→ **Text under study**:
*** Begin section ***
Newsweek reached out to Honig for additional comment via email on Friday afternoon.

After closing arguments, which begin on Tuesday, the jury will begin deliberations. In a criminal trial, a jury must find the defendant guilty beyond a reasonable doubt; if not, the defendant is deemed not guilty. The jury must submit a unanimous vote; otherwise, it is considered hung. “One dissenter tanks the whole enterprise,” Honig said.

The legal analyst characterized the evidence against Trump as “middling—not overwhelming, not patently deficient, but somewhere toward the lower end of that spectrum.” He pointed out that the prosecution’s case “rests largely on the word of a star witness” in Cohen, a disbarred lawyer who previously pleaded guilty to tax evasion, bank fraud, campaign finance violations and lying to Congress.

In addition to Cohen’s legal history, Honig described him as “driven to white-hot, all-consuming personal obsession with seeing the defendant rot in prison” and as someone who has financially profited from his commentary about Trump.

While acknowledging that “Cohen is corroborated in key respects by financial documents and other independent evidence,” Honig said that the jury “cannot convict Trump without relying on uncorroborated aspects of Cohen’s testimony to link the defendant directly to the charged accounting crimes.”

Jonathan Turley, a frequent Fox commentator and professor at George Washington University Law School, told Newsweek in an email Friday afternoon, “I believe that a hung jury is a real possibility.”

He added, “I would currently put a hung jury as the most likely outcome of the three outcomes,” in reference to a conviction, acquittal or hung jury.
*** End section ***
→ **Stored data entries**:
*** Begin section ***
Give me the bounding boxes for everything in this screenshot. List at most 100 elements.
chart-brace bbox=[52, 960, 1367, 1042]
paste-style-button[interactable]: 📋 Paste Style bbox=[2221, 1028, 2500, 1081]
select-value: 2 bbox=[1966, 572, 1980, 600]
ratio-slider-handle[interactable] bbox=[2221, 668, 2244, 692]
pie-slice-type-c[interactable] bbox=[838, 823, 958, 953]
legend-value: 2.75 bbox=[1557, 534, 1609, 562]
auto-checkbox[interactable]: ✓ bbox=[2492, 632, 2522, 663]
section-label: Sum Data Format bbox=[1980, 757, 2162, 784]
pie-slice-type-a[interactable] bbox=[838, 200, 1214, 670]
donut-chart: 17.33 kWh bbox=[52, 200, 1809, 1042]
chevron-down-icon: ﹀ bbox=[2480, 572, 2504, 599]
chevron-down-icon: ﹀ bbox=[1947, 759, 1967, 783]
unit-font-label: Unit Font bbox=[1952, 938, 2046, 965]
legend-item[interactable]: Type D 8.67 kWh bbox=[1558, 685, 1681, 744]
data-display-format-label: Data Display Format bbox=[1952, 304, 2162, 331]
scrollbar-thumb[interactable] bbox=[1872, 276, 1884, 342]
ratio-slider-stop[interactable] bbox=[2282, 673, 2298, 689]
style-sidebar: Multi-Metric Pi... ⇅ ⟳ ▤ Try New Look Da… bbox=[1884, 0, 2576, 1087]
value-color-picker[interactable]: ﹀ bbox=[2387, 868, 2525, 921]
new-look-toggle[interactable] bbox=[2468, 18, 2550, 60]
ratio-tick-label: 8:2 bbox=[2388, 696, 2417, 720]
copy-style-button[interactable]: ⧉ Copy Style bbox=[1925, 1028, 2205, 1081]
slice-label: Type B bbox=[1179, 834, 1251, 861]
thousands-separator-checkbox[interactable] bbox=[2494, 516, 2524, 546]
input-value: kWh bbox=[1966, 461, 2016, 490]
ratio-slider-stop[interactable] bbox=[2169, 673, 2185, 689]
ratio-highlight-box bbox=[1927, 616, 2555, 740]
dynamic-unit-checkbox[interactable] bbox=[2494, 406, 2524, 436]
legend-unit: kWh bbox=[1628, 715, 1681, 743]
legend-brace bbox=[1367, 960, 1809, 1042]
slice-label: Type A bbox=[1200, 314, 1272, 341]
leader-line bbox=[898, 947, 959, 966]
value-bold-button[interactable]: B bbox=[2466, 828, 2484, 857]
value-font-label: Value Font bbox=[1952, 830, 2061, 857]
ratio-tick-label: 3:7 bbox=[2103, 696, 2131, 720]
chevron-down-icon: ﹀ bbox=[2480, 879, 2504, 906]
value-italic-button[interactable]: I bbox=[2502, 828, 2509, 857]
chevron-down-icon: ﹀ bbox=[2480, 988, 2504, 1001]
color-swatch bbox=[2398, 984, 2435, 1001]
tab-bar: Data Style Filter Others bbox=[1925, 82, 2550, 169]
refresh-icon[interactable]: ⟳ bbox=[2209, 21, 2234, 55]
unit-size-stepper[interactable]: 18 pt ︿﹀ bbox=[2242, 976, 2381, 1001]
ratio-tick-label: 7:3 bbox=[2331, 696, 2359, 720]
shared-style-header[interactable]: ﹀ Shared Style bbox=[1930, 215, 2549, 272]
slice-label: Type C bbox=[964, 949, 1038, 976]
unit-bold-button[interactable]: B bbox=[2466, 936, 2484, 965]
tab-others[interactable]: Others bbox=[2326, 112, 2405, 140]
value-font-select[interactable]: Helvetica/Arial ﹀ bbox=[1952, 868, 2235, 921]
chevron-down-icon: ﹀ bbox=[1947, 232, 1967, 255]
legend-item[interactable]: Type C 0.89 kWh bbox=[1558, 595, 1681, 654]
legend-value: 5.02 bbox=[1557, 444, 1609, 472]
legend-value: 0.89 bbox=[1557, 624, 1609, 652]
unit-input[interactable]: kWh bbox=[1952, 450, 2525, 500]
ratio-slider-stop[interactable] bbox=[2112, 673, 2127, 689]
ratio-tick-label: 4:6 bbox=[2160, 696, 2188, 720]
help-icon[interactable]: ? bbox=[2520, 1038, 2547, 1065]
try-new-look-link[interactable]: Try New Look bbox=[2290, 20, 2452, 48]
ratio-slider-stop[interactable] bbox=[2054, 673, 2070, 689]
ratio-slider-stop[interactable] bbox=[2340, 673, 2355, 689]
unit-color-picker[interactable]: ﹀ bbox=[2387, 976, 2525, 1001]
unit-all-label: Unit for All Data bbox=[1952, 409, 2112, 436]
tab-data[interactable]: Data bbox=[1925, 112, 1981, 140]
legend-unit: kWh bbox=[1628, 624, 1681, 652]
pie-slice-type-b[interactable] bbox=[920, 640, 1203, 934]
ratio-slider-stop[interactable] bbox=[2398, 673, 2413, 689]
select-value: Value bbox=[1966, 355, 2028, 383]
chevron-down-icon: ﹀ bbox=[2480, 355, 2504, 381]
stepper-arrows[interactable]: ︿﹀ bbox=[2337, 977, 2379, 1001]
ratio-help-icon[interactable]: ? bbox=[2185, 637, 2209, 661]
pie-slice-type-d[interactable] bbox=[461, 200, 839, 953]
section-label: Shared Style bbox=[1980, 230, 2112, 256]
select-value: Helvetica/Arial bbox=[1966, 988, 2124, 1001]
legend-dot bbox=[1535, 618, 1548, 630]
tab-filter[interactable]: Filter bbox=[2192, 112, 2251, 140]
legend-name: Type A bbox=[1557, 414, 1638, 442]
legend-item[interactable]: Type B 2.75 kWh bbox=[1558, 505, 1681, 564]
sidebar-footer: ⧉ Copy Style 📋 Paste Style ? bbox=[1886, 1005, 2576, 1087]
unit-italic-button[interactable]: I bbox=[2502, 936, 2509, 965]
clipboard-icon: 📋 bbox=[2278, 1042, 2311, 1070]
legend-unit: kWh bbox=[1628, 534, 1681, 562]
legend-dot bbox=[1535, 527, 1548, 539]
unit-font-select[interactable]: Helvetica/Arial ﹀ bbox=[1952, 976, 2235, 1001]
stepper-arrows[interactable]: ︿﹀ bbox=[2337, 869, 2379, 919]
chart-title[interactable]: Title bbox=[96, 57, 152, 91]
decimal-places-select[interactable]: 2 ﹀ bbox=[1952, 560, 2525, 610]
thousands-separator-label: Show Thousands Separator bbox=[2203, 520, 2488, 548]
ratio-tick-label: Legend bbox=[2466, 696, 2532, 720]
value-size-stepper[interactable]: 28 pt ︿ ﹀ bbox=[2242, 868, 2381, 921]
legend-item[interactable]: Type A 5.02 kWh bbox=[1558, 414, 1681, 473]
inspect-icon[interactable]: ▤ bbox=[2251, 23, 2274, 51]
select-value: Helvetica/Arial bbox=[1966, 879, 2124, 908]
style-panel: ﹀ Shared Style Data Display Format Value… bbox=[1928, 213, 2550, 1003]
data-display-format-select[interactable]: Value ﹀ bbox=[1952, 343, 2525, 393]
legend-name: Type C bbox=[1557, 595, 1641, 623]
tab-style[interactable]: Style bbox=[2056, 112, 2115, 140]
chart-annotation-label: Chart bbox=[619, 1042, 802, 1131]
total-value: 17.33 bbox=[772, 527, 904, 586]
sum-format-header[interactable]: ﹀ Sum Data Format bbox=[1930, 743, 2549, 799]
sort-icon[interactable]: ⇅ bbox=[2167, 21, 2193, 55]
*** End section ***
→ **Your instructions**:
Write the next part of the article on possible outcomes in the Trump trial, starting right after its final sentence. None of the stored data is needed for this work.

→ **Answer box**:
“I recognize that this is the worst possible jury pool for Trump,” Turley wrote, presumably due to the former president’s previous low polling in the predominantly Decmocratic New York City. However, he added, “I have often seen jurors overcome bias and I am hoping that these jurors will redeem the integrity of the New York legal system with at least a hung jury.”

“I do not see a real possibility of an acquittal,” which would mean exonerating Trump, “while a conviction is clearly a possibility,” Turley added.

Barbara McQuade, law professor at the University of Michigan and former U.S. attorney, told Newsweek in an email on Thursday: “It is always difficult to predict what juries might do because they each come to court with their own experiences and worldviews, and because they had the advantage of seeing up close every moment of the trial.”

She added, “But the prosecution has certainly provided sufficient evidence from which a reasonable jury could find guilt beyond a reasonable doubt.”

With what Honig called “a uniquely polarizing defendant in Trump,” the jury could surprise us in many ways. The jury’s verdict will come at a time when the 2024 presidential race is extremely tight, with FiveThirtyEight’s most recent aggregation poll showing Trump leading Biden by 1.5 percentage points.